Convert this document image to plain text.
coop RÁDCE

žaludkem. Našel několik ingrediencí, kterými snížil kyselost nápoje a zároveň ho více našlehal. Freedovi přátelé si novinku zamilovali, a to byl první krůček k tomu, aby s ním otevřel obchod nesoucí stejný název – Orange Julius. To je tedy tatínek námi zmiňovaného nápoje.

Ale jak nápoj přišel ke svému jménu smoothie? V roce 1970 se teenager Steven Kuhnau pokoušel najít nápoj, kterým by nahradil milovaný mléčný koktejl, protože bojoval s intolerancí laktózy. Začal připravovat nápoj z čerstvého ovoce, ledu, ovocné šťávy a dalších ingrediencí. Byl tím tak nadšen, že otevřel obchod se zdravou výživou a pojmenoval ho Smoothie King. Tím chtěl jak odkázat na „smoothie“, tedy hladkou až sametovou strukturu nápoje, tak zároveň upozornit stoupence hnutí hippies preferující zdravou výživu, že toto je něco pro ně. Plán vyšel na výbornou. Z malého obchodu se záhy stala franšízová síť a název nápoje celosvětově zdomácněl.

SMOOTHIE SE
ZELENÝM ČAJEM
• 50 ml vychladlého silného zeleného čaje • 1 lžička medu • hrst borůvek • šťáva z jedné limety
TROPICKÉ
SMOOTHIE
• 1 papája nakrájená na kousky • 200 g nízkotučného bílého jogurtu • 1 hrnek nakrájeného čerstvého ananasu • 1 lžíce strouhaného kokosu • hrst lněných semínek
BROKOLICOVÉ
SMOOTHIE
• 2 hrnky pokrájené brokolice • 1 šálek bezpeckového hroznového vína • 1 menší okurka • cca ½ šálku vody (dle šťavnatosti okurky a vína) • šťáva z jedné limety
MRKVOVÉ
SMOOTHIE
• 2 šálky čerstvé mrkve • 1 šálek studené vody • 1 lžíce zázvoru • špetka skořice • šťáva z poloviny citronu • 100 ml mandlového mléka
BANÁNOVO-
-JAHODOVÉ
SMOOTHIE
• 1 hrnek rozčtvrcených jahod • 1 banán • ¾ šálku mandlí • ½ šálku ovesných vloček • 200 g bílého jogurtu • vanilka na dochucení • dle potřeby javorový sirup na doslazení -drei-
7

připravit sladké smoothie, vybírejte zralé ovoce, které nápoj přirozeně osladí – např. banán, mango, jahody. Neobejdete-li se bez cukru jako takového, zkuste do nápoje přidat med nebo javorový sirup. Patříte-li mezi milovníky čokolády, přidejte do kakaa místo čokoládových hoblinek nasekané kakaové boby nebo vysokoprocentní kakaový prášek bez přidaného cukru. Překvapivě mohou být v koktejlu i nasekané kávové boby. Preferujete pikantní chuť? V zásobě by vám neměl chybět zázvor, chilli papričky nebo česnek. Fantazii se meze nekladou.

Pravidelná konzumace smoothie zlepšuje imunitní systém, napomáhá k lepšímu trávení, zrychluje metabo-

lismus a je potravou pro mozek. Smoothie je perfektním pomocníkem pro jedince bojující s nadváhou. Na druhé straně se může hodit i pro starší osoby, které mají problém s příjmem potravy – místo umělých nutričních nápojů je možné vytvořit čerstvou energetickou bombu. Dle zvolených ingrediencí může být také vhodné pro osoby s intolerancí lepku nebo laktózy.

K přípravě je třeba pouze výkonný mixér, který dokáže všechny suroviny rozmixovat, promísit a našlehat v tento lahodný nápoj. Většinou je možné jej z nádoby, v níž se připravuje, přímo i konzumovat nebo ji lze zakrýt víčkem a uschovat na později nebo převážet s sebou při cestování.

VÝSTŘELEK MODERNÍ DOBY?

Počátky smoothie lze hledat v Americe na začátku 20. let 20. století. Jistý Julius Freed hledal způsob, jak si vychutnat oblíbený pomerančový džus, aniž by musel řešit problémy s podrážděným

◇ ◇ ◇

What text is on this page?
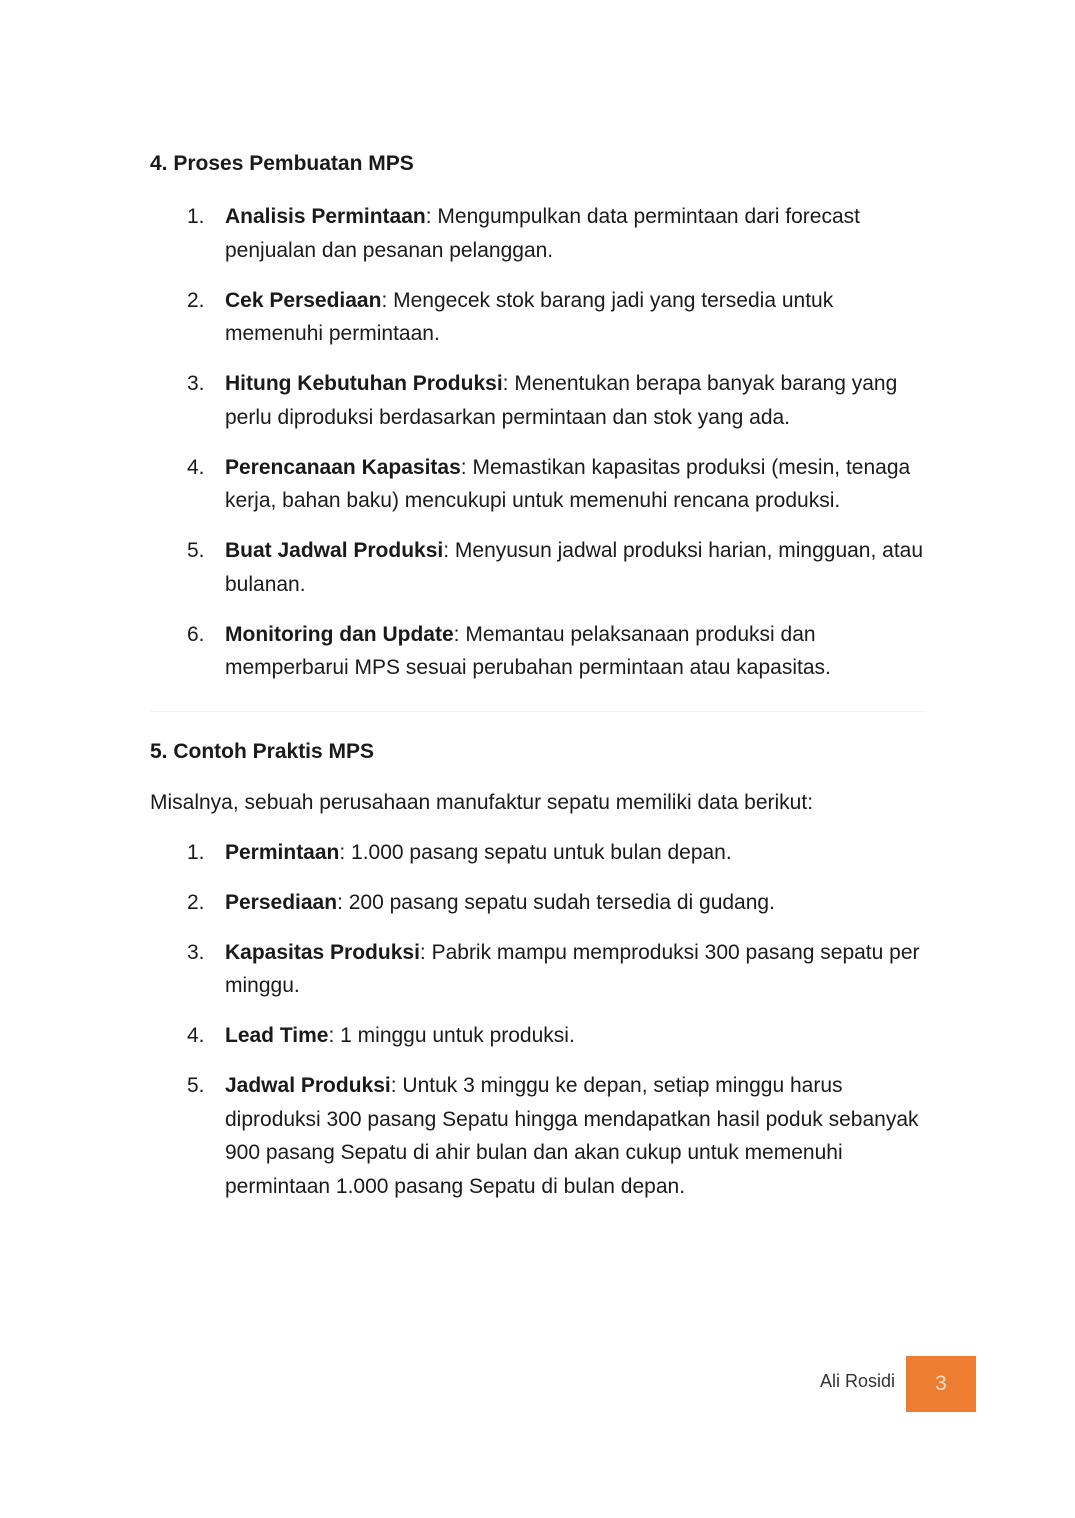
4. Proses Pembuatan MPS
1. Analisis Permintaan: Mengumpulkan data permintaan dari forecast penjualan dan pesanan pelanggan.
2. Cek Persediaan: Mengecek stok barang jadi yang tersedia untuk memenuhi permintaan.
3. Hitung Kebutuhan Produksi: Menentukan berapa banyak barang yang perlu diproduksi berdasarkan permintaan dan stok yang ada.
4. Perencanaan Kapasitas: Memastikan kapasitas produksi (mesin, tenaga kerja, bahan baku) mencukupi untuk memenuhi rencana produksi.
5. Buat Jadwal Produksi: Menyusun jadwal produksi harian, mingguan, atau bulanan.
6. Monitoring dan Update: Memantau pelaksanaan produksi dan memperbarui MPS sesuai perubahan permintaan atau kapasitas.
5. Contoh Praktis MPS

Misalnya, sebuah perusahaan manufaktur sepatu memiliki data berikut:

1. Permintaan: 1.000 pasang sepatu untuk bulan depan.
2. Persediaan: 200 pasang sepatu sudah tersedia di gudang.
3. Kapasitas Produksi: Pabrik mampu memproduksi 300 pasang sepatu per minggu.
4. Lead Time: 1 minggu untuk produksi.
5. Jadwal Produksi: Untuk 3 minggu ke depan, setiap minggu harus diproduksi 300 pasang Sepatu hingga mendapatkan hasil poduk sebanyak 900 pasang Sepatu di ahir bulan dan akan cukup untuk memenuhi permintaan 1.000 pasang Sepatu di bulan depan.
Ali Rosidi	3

◇ ◇ ◇

PROBLEM TO SOLVE: Gather, from the listing above, every line carrying the word "vody".

TASK RESULT:
• 2 hrnky pokrájené brokolice • 1 šálek bezpeckového hroznového vína • 1 menší okurka • cca ½ šálku vody (dle šťavnatosti okurky a vína) • šťáva z jedné limety
• 2 šálky čerstvé mrkve • 1 šálek studené vody • 1 lžíce zázvoru • špetka skořice • šťáva z poloviny citronu • 100 ml mandlového mléka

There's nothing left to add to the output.